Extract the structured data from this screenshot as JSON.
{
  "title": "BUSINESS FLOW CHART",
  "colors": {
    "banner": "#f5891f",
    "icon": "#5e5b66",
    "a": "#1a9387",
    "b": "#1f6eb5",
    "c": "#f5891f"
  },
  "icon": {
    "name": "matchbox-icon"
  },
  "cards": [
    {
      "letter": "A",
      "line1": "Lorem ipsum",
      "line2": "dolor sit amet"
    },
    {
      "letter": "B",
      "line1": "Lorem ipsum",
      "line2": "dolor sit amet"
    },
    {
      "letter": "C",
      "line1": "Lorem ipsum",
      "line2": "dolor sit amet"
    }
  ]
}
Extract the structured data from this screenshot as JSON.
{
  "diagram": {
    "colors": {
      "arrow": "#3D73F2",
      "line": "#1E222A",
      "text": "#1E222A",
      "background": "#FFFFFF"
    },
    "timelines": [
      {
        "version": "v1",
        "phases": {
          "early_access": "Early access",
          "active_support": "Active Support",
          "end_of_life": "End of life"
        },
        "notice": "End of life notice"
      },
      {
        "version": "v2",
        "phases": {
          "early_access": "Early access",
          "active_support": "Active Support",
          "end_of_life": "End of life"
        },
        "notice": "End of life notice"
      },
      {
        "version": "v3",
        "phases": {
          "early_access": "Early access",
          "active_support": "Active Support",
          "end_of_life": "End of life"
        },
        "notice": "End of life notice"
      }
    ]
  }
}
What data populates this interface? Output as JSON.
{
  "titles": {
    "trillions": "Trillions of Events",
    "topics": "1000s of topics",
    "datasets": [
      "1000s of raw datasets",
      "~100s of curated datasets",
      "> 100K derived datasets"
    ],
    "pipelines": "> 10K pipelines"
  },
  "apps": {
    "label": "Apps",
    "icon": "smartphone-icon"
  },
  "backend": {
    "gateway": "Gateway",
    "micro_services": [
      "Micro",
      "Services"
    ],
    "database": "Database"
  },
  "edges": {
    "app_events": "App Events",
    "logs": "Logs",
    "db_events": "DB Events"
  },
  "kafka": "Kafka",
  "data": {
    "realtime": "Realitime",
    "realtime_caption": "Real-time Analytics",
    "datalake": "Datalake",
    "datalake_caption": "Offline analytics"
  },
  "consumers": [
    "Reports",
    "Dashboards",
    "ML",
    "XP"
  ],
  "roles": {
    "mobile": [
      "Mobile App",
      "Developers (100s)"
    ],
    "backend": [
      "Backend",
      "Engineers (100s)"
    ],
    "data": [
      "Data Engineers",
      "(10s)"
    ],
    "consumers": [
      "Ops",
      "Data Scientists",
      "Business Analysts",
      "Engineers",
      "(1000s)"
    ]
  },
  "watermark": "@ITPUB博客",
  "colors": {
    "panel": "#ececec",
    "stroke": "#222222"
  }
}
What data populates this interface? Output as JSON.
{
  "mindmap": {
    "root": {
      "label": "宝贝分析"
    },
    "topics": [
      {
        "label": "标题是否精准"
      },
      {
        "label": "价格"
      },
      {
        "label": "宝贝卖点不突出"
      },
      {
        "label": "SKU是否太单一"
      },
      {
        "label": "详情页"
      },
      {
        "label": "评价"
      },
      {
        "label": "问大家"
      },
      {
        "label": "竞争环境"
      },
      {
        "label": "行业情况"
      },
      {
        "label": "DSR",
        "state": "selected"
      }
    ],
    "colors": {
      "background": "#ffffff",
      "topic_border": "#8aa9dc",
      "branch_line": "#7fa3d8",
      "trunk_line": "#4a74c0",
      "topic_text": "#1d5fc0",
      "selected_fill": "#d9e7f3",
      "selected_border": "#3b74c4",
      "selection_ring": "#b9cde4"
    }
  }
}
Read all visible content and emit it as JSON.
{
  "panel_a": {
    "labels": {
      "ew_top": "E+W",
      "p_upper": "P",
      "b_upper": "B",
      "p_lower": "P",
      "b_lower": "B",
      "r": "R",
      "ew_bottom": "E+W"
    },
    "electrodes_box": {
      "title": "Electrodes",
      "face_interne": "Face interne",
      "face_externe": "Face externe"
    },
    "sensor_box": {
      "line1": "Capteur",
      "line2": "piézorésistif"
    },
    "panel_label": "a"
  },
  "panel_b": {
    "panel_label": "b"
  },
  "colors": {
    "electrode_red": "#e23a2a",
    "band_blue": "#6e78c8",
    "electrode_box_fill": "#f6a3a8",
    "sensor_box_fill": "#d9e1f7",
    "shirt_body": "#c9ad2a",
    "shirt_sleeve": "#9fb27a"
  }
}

+ + + + +

Write out all the records above again, exactly as they stand.

[THE RESULT]:
Extract the structured data from this screenshot as JSON.
{
  "title": "BUSINESS FLOW CHART",
  "colors": {
    "banner": "#f5891f",
    "icon": "#5e5b66",
    "a": "#1a9387",
    "b": "#1f6eb5",
    "c": "#f5891f"
  },
  "icon": {
    "name": "matchbox-icon"
  },
  "cards": [
    {
      "letter": "A",
      "line1": "Lorem ipsum",
      "line2": "dolor sit amet"
    },
    {
      "letter": "B",
      "line1": "Lorem ipsum",
      "line2": "dolor sit amet"
    },
    {
      "letter": "C",
      "line1": "Lorem ipsum",
      "line2": "dolor sit amet"
    }
  ]
}
Extract the structured data from this screenshot as JSON.
{
  "diagram": {
    "colors": {
      "arrow": "#3D73F2",
      "line": "#1E222A",
      "text": "#1E222A",
      "background": "#FFFFFF"
    },
    "timelines": [
      {
        "version": "v1",
        "phases": {
          "early_access": "Early access",
          "active_support": "Active Support",
          "end_of_life": "End of life"
        },
        "notice": "End of life notice"
      },
      {
        "version": "v2",
        "phases": {
          "early_access": "Early access",
          "active_support": "Active Support",
          "end_of_life": "End of life"
        },
        "notice": "End of life notice"
      },
      {
        "version": "v3",
        "phases": {
          "early_access": "Early access",
          "active_support": "Active Support",
          "end_of_life": "End of life"
        },
        "notice": "End of life notice"
      }
    ]
  }
}
What data populates this interface? Output as JSON.
{
  "titles": {
    "trillions": "Trillions of Events",
    "topics": "1000s of topics",
    "datasets": [
      "1000s of raw datasets",
      "~100s of curated datasets",
      "> 100K derived datasets"
    ],
    "pipelines": "> 10K pipelines"
  },
  "apps": {
    "label": "Apps",
    "icon": "smartphone-icon"
  },
  "backend": {
    "gateway": "Gateway",
    "micro_services": [
      "Micro",
      "Services"
    ],
    "database": "Database"
  },
  "edges": {
    "app_events": "App Events",
    "logs": "Logs",
    "db_events": "DB Events"
  },
  "kafka": "Kafka",
  "data": {
    "realtime": "Realitime",
    "realtime_caption": "Real-time Analytics",
    "datalake": "Datalake",
    "datalake_caption": "Offline analytics"
  },
  "consumers": [
    "Reports",
    "Dashboards",
    "ML",
    "XP"
  ],
  "roles": {
    "mobile": [
      "Mobile App",
      "Developers (100s)"
    ],
    "backend": [
      "Backend",
      "Engineers (100s)"
    ],
    "data": [
      "Data Engineers",
      "(10s)"
    ],
    "consumers": [
      "Ops",
      "Data Scientists",
      "Business Analysts",
      "Engineers",
      "(1000s)"
    ]
  },
  "watermark": "@ITPUB博客",
  "colors": {
    "panel": "#ececec",
    "stroke": "#222222"
  }
}
What data populates this interface? Output as JSON.
{
  "mindmap": {
    "root": {
      "label": "宝贝分析"
    },
    "topics": [
      {
        "label": "标题是否精准"
      },
      {
        "label": "价格"
      },
      {
        "label": "宝贝卖点不突出"
      },
      {
        "label": "SKU是否太单一"
      },
      {
        "label": "详情页"
      },
      {
        "label": "评价"
      },
      {
        "label": "问大家"
      },
      {
        "label": "竞争环境"
      },
      {
        "label": "行业情况"
      },
      {
        "label": "DSR",
        "state": "selected"
      }
    ],
    "colors": {
      "background": "#ffffff",
      "topic_border": "#8aa9dc",
      "branch_line": "#7fa3d8",
      "trunk_line": "#4a74c0",
      "topic_text": "#1d5fc0",
      "selected_fill": "#d9e7f3",
      "selected_border": "#3b74c4",
      "selection_ring": "#b9cde4"
    }
  }
}
Read all visible content and emit it as JSON.
{
  "panel_a": {
    "labels": {
      "ew_top": "E+W",
      "p_upper": "P",
      "b_upper": "B",
      "p_lower": "P",
      "b_lower": "B",
      "r": "R",
      "ew_bottom": "E+W"
    },
    "electrodes_box": {
      "title": "Electrodes",
      "face_interne": "Face interne",
      "face_externe": "Face externe"
    },
    "sensor_box": {
      "line1": "Capteur",
      "line2": "piézorésistif"
    },
    "panel_label": "a"
  },
  "panel_b": {
    "panel_label": "b"
  },
  "colors": {
    "electrode_red": "#e23a2a",
    "band_blue": "#6e78c8",
    "electrode_box_fill": "#f6a3a8",
    "sensor_box_fill": "#d9e1f7",
    "shirt_body": "#c9ad2a",
    "shirt_sleeve": "#9fb27a"
  }
}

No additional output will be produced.